* _Task list_:
A. List the steps of the general process given in the blog set-up post's summary.
B. Write out the stretch of the blog set-up post from "Developing my own" through "document management system.".

* _Text excerpt_:

---*---

TL;DR:

  • If you want to set-up an aesthetic blog for nearly free and are comfortable with some basic command line arguments, I recommend a) setting up Ghost for the theme and CMS solution, b) GitPages for free hosting, and c) Namecheap for a good price on the domain name.
  • The general process involves: a) installing Ghost and setting up your content, b) adding content, c) pushing changes to GitHub and linking to GitPages, d) registering for the domain name (~$5/year) and linking your custom domain to GitPages.
Unsplash Power
Photo by Domenico Loia / Unsplash

Developing my own blog set-up was something on my to-do list for quite a while. I wanted a public directory to store my notes and thoughts, similar to a document management system.

I started this journey last year with Blogger and continued to write on Blogger for a while, typically storing learning journeys and key takeaways from my experiences, even using it to store short essays responses in Mandarin as part of my language learning. But I was definitely not satisfied.

I came across great personal websites and always wanted to create one of my own. My journey started learning about existing CMS options such as Wix or Wordpress, hosting solutions like Bluehost, and domain name registries like Namecheap. Though comprehensive, these solutions had a price point higher than I expected. There must be a better solution, I thought to myself.

After a rabbit hole deep-dive on the subject, I found myself reading up about the GitPages and Jekyll set-up. Jekyll is a static site generator and GitPages is a free static site hosting service.

---*---

Stored data entries

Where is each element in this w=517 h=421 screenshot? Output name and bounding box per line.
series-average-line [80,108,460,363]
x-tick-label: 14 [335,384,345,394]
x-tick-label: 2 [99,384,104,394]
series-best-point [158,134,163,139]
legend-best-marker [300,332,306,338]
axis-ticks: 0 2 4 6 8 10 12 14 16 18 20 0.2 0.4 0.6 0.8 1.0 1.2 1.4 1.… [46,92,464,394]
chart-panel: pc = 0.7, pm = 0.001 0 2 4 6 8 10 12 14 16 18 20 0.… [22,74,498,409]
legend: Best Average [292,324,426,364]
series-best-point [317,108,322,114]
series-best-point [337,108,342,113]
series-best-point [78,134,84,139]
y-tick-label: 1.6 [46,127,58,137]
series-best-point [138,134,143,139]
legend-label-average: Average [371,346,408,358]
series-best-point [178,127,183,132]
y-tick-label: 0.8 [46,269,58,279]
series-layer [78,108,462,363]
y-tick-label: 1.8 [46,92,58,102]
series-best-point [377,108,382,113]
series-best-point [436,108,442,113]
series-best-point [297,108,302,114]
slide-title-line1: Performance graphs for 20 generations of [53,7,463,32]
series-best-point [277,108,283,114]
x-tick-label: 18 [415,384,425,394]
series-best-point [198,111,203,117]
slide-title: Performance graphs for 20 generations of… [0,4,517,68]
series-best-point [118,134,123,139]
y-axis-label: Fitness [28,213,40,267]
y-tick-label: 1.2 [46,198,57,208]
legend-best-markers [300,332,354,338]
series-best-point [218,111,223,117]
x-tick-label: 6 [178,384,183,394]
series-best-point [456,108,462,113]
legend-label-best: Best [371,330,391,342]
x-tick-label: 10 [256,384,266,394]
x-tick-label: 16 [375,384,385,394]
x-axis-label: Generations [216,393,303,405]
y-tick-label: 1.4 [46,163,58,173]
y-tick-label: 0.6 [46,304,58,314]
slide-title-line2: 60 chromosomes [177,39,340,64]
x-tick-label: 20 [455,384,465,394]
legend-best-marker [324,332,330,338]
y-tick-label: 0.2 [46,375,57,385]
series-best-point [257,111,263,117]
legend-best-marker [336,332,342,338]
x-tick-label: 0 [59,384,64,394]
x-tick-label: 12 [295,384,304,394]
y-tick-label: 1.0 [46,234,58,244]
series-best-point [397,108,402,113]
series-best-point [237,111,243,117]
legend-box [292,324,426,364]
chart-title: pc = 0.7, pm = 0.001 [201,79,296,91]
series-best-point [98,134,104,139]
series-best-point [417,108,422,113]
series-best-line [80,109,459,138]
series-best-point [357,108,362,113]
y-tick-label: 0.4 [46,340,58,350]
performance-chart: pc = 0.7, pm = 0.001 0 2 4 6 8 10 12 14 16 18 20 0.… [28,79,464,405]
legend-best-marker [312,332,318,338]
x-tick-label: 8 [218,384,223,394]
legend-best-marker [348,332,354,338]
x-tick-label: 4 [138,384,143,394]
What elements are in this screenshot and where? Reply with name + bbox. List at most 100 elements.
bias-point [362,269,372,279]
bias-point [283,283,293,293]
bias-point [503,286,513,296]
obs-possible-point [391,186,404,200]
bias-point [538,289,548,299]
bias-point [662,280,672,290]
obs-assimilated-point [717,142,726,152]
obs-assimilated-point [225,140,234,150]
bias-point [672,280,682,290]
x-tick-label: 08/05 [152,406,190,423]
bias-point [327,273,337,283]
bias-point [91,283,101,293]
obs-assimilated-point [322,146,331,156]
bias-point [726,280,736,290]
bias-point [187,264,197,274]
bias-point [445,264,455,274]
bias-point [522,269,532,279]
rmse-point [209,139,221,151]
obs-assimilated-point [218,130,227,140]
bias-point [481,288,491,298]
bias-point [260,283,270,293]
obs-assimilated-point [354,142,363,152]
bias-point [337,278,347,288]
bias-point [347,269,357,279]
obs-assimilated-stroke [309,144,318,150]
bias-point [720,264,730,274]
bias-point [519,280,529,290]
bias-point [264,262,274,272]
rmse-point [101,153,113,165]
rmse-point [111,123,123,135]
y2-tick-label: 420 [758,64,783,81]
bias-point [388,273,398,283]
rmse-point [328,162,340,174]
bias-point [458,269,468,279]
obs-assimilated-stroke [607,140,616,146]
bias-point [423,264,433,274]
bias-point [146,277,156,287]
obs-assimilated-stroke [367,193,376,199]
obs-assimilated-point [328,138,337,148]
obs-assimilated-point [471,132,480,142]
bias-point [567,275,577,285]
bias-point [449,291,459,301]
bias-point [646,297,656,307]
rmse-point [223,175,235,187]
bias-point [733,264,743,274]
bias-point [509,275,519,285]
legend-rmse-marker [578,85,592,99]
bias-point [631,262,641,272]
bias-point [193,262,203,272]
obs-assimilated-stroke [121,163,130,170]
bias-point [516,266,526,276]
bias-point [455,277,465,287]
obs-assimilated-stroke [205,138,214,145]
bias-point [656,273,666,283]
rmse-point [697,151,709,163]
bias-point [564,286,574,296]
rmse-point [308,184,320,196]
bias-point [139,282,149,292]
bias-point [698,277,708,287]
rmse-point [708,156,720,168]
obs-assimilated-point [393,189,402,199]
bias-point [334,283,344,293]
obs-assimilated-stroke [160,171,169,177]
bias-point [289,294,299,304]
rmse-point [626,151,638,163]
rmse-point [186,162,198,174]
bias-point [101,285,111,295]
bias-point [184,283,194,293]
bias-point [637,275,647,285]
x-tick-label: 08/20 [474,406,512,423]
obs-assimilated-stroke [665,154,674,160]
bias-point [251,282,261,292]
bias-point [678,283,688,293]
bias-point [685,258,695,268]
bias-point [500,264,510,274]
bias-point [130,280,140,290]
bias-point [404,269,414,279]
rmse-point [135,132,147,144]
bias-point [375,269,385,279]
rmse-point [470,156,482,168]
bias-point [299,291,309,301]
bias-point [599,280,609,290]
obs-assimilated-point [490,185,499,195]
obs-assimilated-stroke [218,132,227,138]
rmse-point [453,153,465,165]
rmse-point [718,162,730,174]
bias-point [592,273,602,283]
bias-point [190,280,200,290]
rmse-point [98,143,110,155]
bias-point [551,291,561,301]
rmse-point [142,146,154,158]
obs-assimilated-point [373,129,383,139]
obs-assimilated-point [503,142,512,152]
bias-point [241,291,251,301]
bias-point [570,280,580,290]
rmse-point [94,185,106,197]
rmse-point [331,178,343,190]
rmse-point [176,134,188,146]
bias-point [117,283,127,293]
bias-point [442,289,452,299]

---*---

* _Answer section_:
A.
1. Installing Ghost and setting up your content
2. Adding content
3. Pushing changes to GitHub and linking to GitPages
4. Registering for the domain name (~$5/year) and linking your custom domain to GitPages

B.
Developing my own blog set-up was something on my to-do list for quite a while. I wanted a public directory to store my notes and thoughts, similar to a document management system.